===== PROVIDED RECORDS =====
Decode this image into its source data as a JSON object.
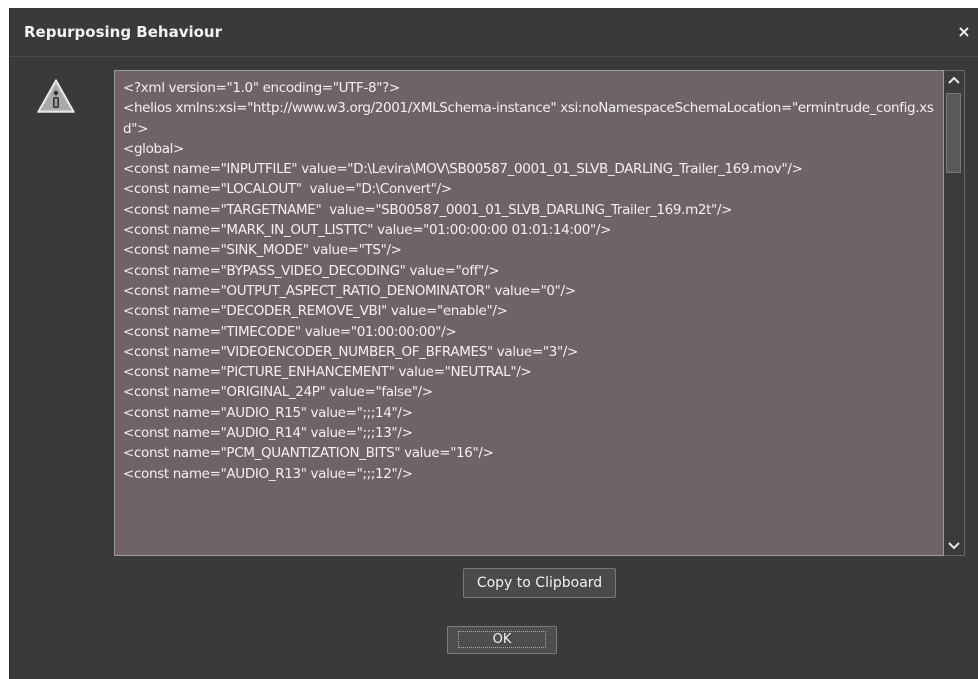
{
  "dialog": {
    "title": "Repurposing Behaviour",
    "close_glyph": "×",
    "icon": "warning-icon"
  },
  "xml_text": "<?xml version=\"1.0\" encoding=\"UTF-8\"?>\n<helios xmlns:xsi=\"http://www.w3.org/2001/XMLSchema-instance\" xsi:noNamespaceSchemaLocation=\"ermintrude_config.xsd\">\n<global>\n<const name=\"INPUTFILE\" value=\"D:\\Levira\\MOV\\SB00587_0001_01_SLVB_DARLING_Trailer_169.mov\"/>\n<const name=\"LOCALOUT\"  value=\"D:\\Convert\"/>\n<const name=\"TARGETNAME\"  value=\"SB00587_0001_01_SLVB_DARLING_Trailer_169.m2t\"/>\n<const name=\"MARK_IN_OUT_LISTTC\" value=\"01:00:00:00 01:01:14:00\"/>\n<const name=\"SINK_MODE\" value=\"TS\"/>\n<const name=\"BYPASS_VIDEO_DECODING\" value=\"off\"/>\n<const name=\"OUTPUT_ASPECT_RATIO_DENOMINATOR\" value=\"0\"/>\n<const name=\"DECODER_REMOVE_VBI\" value=\"enable\"/>\n<const name=\"TIMECODE\" value=\"01:00:00:00\"/>\n<const name=\"VIDEOENCODER_NUMBER_OF_BFRAMES\" value=\"3\"/>\n<const name=\"PICTURE_ENHANCEMENT\" value=\"NEUTRAL\"/>\n<const name=\"ORIGINAL_24P\" value=\"false\"/>\n<const name=\"AUDIO_R15\" value=\";;;14\"/>\n<const name=\"AUDIO_R14\" value=\";;;13\"/>\n<const name=\"PCM_QUANTIZATION_BITS\" value=\"16\"/>\n<const name=\"AUDIO_R13\" value=\";;;12\"/>",
  "scrollbar": {
    "up_glyph": "⌃",
    "down_glyph": "⌄"
  },
  "buttons": {
    "copy_label": "Copy to Clipboard",
    "ok_label": "OK"
  },
  "colors": {
    "dialog_bg": "#3a3a3a",
    "textarea_bg": "#6f6269",
    "text": "#f4f0f2"
  }
}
=====
THE TASK: Exactly reproduce the entries above, minus the pictures.

THE RESULT:
Decode this image into its source data as a JSON object.
{
  "dialog": {
    "title": "Repurposing Behaviour",
    "close_glyph": "×",
    "icon": "warning-icon"
  },
  "xml_text": "<?xml version=\"1.0\" encoding=\"UTF-8\"?>\n<helios xmlns:xsi=\"http://www.w3.org/2001/XMLSchema-instance\" xsi:noNamespaceSchemaLocation=\"ermintrude_config.xsd\">\n<global>\n<const name=\"INPUTFILE\" value=\"D:\\Levira\\MOV\\SB00587_0001_01_SLVB_DARLING_Trailer_169.mov\"/>\n<const name=\"LOCALOUT\"  value=\"D:\\Convert\"/>\n<const name=\"TARGETNAME\"  value=\"SB00587_0001_01_SLVB_DARLING_Trailer_169.m2t\"/>\n<const name=\"MARK_IN_OUT_LISTTC\" value=\"01:00:00:00 01:01:14:00\"/>\n<const name=\"SINK_MODE\" value=\"TS\"/>\n<const name=\"BYPASS_VIDEO_DECODING\" value=\"off\"/>\n<const name=\"OUTPUT_ASPECT_RATIO_DENOMINATOR\" value=\"0\"/>\n<const name=\"DECODER_REMOVE_VBI\" value=\"enable\"/>\n<const name=\"TIMECODE\" value=\"01:00:00:00\"/>\n<const name=\"VIDEOENCODER_NUMBER_OF_BFRAMES\" value=\"3\"/>\n<const name=\"PICTURE_ENHANCEMENT\" value=\"NEUTRAL\"/>\n<const name=\"ORIGINAL_24P\" value=\"false\"/>\n<const name=\"AUDIO_R15\" value=\";;;14\"/>\n<const name=\"AUDIO_R14\" value=\";;;13\"/>\n<const name=\"PCM_QUANTIZATION_BITS\" value=\"16\"/>\n<const name=\"AUDIO_R13\" value=\";;;12\"/>",
  "scrollbar": {
    "up_glyph": "⌃",
    "down_glyph": "⌄"
  },
  "buttons": {
    "copy_label": "Copy to Clipboard",
    "ok_label": "OK"
  },
  "colors": {
    "dialog_bg": "#3a3a3a",
    "textarea_bg": "#6f6269",
    "text": "#f4f0f2"
  }
}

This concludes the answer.